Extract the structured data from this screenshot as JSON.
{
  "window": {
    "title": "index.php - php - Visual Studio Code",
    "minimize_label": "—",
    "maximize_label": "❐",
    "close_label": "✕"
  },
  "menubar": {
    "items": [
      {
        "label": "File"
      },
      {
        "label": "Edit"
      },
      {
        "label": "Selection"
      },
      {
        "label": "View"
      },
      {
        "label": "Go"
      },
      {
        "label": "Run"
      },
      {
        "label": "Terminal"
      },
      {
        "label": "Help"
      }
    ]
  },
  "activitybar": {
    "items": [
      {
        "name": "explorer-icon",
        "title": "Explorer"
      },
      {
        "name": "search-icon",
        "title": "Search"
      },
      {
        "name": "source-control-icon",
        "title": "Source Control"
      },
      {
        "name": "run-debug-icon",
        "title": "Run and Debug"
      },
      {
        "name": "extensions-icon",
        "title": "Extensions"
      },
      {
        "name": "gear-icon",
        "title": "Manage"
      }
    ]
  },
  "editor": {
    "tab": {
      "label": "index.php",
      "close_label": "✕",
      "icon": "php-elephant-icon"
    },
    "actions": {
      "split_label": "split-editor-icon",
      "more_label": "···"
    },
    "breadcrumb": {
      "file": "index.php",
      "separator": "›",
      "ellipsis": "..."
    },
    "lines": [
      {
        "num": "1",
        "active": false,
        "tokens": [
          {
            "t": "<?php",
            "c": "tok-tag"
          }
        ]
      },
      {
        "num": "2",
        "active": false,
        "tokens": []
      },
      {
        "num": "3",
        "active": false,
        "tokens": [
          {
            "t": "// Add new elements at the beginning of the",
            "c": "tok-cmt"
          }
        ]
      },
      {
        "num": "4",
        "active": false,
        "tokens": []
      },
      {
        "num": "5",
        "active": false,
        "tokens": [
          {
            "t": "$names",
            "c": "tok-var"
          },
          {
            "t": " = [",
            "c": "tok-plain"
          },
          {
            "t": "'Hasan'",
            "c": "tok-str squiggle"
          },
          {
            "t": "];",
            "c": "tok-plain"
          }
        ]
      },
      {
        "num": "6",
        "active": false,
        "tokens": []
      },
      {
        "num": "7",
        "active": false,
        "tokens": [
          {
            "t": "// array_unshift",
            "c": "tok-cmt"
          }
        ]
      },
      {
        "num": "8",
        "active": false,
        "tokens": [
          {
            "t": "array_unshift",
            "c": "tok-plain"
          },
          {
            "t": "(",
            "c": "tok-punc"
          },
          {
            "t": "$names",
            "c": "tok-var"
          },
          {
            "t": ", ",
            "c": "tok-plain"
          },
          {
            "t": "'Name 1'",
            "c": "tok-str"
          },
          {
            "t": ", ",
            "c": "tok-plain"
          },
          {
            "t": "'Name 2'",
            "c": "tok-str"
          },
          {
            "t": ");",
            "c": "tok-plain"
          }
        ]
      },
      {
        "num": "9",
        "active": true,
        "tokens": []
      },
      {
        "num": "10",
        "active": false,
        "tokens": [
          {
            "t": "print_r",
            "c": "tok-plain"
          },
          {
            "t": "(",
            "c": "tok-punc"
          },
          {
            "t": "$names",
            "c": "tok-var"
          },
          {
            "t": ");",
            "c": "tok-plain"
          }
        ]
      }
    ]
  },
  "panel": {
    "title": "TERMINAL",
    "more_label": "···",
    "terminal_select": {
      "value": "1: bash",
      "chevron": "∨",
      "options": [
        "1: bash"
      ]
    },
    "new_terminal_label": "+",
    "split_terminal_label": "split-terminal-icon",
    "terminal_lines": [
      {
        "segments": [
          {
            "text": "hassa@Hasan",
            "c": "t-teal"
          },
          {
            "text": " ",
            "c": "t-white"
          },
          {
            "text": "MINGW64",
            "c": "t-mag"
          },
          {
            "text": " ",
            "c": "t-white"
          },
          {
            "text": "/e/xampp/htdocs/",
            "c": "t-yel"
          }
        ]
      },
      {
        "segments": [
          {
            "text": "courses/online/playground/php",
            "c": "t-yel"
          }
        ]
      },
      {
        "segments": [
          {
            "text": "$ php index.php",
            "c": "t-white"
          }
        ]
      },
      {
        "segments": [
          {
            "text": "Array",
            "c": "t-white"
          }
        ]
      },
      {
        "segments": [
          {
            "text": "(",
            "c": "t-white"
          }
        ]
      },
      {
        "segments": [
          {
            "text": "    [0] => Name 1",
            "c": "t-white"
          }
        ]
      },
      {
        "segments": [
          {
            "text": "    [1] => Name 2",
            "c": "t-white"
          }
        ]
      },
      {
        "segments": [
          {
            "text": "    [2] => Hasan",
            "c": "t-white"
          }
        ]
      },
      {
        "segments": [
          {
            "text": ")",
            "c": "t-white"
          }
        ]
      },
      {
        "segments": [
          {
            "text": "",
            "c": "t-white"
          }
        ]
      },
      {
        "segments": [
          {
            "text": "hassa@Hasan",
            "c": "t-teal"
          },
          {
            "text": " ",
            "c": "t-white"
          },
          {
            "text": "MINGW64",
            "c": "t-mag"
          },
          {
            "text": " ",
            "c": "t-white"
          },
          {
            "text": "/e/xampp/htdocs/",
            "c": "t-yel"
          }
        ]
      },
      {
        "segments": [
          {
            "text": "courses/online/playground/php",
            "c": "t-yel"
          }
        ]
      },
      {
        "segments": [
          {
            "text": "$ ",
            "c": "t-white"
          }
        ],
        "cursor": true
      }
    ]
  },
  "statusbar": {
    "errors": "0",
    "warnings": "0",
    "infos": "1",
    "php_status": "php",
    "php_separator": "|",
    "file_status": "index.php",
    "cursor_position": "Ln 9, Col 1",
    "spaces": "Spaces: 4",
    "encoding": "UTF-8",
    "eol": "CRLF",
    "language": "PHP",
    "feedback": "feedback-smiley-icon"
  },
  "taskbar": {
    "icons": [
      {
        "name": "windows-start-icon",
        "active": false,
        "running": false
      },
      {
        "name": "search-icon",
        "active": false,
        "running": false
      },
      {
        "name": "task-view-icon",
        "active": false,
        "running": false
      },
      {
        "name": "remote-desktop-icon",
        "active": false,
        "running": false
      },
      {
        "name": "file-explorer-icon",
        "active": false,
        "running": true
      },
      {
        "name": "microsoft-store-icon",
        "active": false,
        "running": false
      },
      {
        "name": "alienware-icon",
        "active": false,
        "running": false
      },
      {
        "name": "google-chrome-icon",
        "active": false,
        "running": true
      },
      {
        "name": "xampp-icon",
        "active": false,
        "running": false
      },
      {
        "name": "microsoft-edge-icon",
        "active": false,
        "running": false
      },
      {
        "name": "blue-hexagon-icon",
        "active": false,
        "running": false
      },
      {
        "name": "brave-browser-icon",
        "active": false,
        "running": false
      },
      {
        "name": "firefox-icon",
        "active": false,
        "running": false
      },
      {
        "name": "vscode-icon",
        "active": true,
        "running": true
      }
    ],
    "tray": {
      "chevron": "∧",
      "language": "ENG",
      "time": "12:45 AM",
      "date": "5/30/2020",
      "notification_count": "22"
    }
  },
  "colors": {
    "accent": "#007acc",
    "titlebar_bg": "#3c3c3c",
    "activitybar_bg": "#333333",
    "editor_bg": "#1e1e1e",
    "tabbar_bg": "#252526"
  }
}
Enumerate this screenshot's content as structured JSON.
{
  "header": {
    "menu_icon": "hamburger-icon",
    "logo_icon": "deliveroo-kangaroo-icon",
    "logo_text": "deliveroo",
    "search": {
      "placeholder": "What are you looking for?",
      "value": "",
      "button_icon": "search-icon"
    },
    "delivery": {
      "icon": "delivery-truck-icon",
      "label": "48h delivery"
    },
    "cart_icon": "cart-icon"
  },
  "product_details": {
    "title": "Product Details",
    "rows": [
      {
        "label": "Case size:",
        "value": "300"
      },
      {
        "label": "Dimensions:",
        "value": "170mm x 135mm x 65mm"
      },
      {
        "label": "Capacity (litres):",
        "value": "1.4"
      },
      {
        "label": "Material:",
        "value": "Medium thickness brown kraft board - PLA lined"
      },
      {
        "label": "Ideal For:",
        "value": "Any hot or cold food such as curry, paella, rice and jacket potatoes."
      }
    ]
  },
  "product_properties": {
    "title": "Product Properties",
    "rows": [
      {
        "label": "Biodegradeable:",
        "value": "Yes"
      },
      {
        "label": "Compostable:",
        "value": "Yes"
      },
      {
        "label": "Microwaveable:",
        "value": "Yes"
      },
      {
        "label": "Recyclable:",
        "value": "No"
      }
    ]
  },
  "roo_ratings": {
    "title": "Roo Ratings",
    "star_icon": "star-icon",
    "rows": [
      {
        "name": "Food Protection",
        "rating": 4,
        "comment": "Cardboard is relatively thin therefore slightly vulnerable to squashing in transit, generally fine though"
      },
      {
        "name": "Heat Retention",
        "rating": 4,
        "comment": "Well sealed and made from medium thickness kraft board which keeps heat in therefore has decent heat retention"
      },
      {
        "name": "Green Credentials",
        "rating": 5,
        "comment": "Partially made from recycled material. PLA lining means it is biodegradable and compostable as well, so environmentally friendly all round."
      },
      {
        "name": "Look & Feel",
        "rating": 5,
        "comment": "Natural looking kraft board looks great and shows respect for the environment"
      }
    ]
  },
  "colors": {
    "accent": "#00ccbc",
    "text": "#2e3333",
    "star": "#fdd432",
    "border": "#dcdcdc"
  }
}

* Required task: List all lines from the entries that include the word "index".

* Result below:
    "title": "index.php - php - Visual Studio Code",
      "label": "index.php",
      "file": "index.php",
            "text": "$ php index.php",
    "file_status": "index.php",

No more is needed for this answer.